Job: Write out exactly the lines from the one containing "Read all visible content and emit it as JSON." through the last line of the records below, both included, and leave out any pictures.

Data shown:
BEGIN

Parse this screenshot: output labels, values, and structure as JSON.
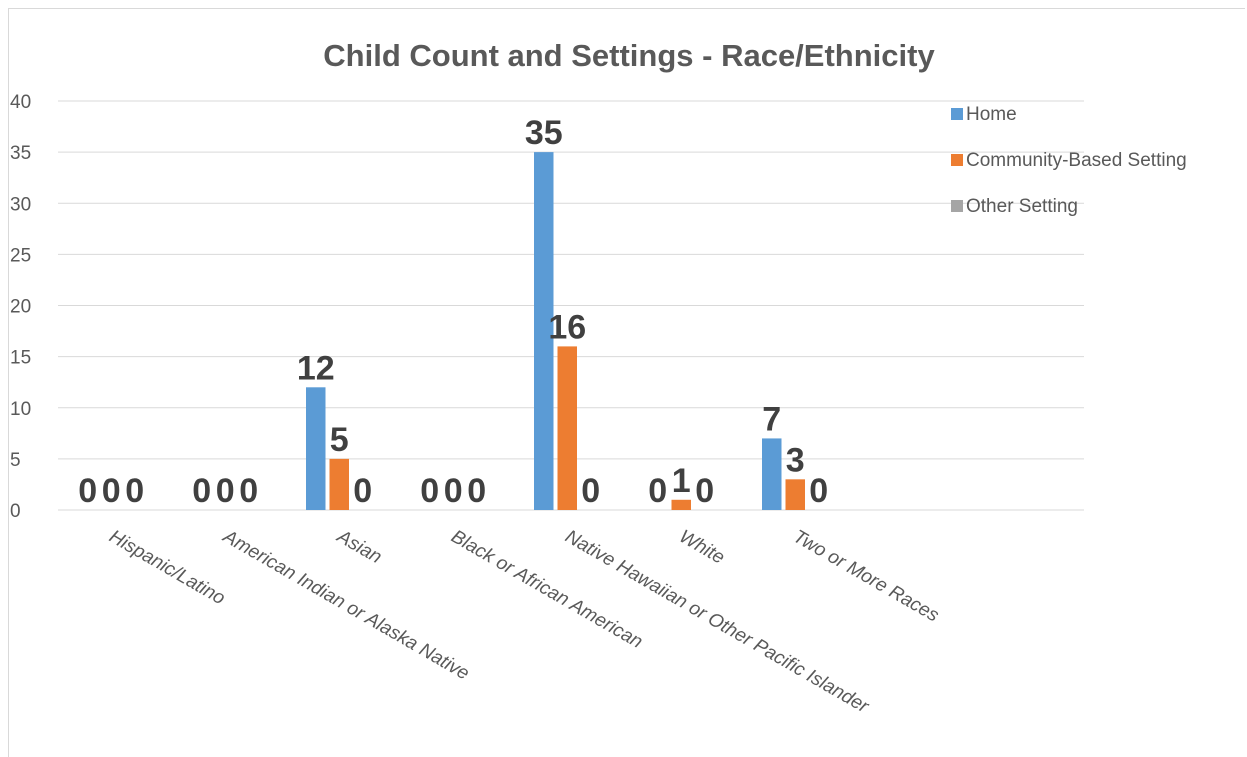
{
  "chart_data": {
    "type": "bar",
    "title": "Child Count and Settings - Race/Ethnicity",
    "categories": [
      "Hispanic/Latino",
      "American Indian or Alaska Native",
      "Asian",
      "Black or African American",
      "Native Hawaiian or Other Pacific Islander",
      "White",
      "Two or More Races"
    ],
    "series": [
      {
        "name": "Home",
        "color": "#5b9bd5",
        "values": [
          0,
          0,
          12,
          0,
          35,
          0,
          7
        ]
      },
      {
        "name": "Community-Based Setting",
        "color": "#ed7d31",
        "values": [
          0,
          0,
          5,
          0,
          16,
          1,
          3
        ]
      },
      {
        "name": "Other Setting",
        "color": "#a5a5a5",
        "values": [
          0,
          0,
          0,
          0,
          0,
          0,
          0
        ]
      }
    ],
    "ylim": [
      0,
      40
    ],
    "yticks": [
      0,
      5,
      10,
      15,
      20,
      25,
      30,
      35,
      40
    ],
    "grid": true,
    "legend_position": "right",
    "data_labels": true
  }
}
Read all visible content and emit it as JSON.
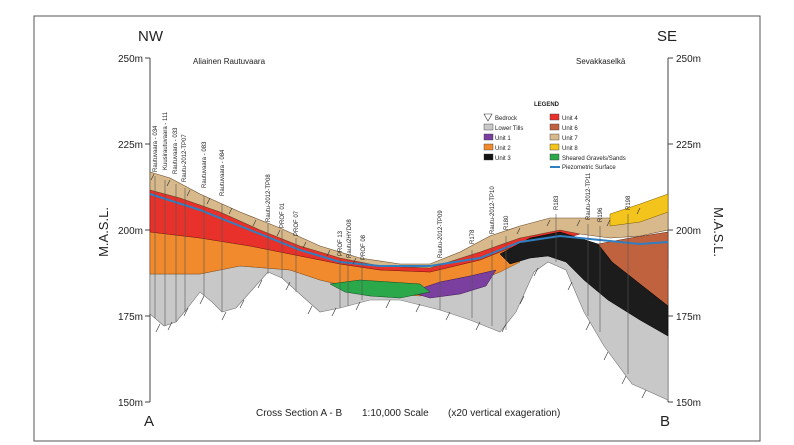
{
  "directions": {
    "left": "NW",
    "right": "SE"
  },
  "section_ends": {
    "left": "A",
    "right": "B"
  },
  "places": {
    "left": "Aliainen Rautuvaara",
    "right": "Sevakkaselkä"
  },
  "axis": {
    "left_label": "M.A.S.L.",
    "right_label": "M.A.S.L.",
    "ticks": [
      "250m",
      "225m",
      "200m",
      "175m",
      "150m"
    ]
  },
  "caption": {
    "title": "Cross Section A - B",
    "scale": "1:10,000 Scale",
    "exaggeration": "(x20 vertical exageration)"
  },
  "legend": {
    "title": "LEGEND",
    "items": [
      {
        "label": "Bedrock",
        "color": "#ffffff"
      },
      {
        "label": "Lower Tills",
        "color": "#c8c8c8"
      },
      {
        "label": "Unit 1",
        "color": "#7b3fa0"
      },
      {
        "label": "Unit 2",
        "color": "#f08a2c"
      },
      {
        "label": "Unit 3",
        "color": "#141414"
      },
      {
        "label": "Unit 4",
        "color": "#e8312a"
      },
      {
        "label": "Unit 6",
        "color": "#c0623e"
      },
      {
        "label": "Unit 7",
        "color": "#d7b98c"
      },
      {
        "label": "Unit 8",
        "color": "#f2c41c"
      },
      {
        "label": "Sheared Gravels/Sands",
        "color": "#2aa84a"
      },
      {
        "label": "Piezometric Surface",
        "color": "#2f7fc1"
      }
    ]
  },
  "boreholes": [
    "Rautuvaara - 034",
    "Kuusirautuvaara - 111",
    "Rautuvaara - 033",
    "Rautu-2012-TP07",
    "Rautuvaara - 083",
    "Rautuvaara - 084",
    "Rautu-2012-TP08",
    "PROF 01",
    "PROF 07",
    "PROF 13",
    "Rautu2HYD08",
    "PROF 08",
    "Rautu-2012-TP09",
    "R178",
    "Rautu-2012-TP10",
    "R180",
    "R183",
    "Rautu-2012-TP11",
    "R196",
    "R198"
  ]
}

END

Exercise solution:
Read all visible content and emit it as JSON.
{
  "directions": {
    "left": "NW",
    "right": "SE"
  },
  "section_ends": {
    "left": "A",
    "right": "B"
  },
  "places": {
    "left": "Aliainen Rautuvaara",
    "right": "Sevakkaselkä"
  },
  "axis": {
    "left_label": "M.A.S.L.",
    "right_label": "M.A.S.L.",
    "ticks": [
      "250m",
      "225m",
      "200m",
      "175m",
      "150m"
    ]
  },
  "caption": {
    "title": "Cross Section A - B",
    "scale": "1:10,000 Scale",
    "exaggeration": "(x20 vertical exageration)"
  },
  "legend": {
    "title": "LEGEND",
    "items": [
      {
        "label": "Bedrock",
        "color": "#ffffff"
      },
      {
        "label": "Lower Tills",
        "color": "#c8c8c8"
      },
      {
        "label": "Unit 1",
        "color": "#7b3fa0"
      },
      {
        "label": "Unit 2",
        "color": "#f08a2c"
      },
      {
        "label": "Unit 3",
        "color": "#141414"
      },
      {
        "label": "Unit 4",
        "color": "#e8312a"
      },
      {
        "label": "Unit 6",
        "color": "#c0623e"
      },
      {
        "label": "Unit 7",
        "color": "#d7b98c"
      },
      {
        "label": "Unit 8",
        "color": "#f2c41c"
      },
      {
        "label": "Sheared Gravels/Sands",
        "color": "#2aa84a"
      },
      {
        "label": "Piezometric Surface",
        "color": "#2f7fc1"
      }
    ]
  },
  "boreholes": [
    "Rautuvaara - 034",
    "Kuusirautuvaara - 111",
    "Rautuvaara - 033",
    "Rautu-2012-TP07",
    "Rautuvaara - 083",
    "Rautuvaara - 084",
    "Rautu-2012-TP08",
    "PROF 01",
    "PROF 07",
    "PROF 13",
    "Rautu2HYD08",
    "PROF 08",
    "Rautu-2012-TP09",
    "R178",
    "Rautu-2012-TP10",
    "R180",
    "R183",
    "Rautu-2012-TP11",
    "R196",
    "R198"
  ]
}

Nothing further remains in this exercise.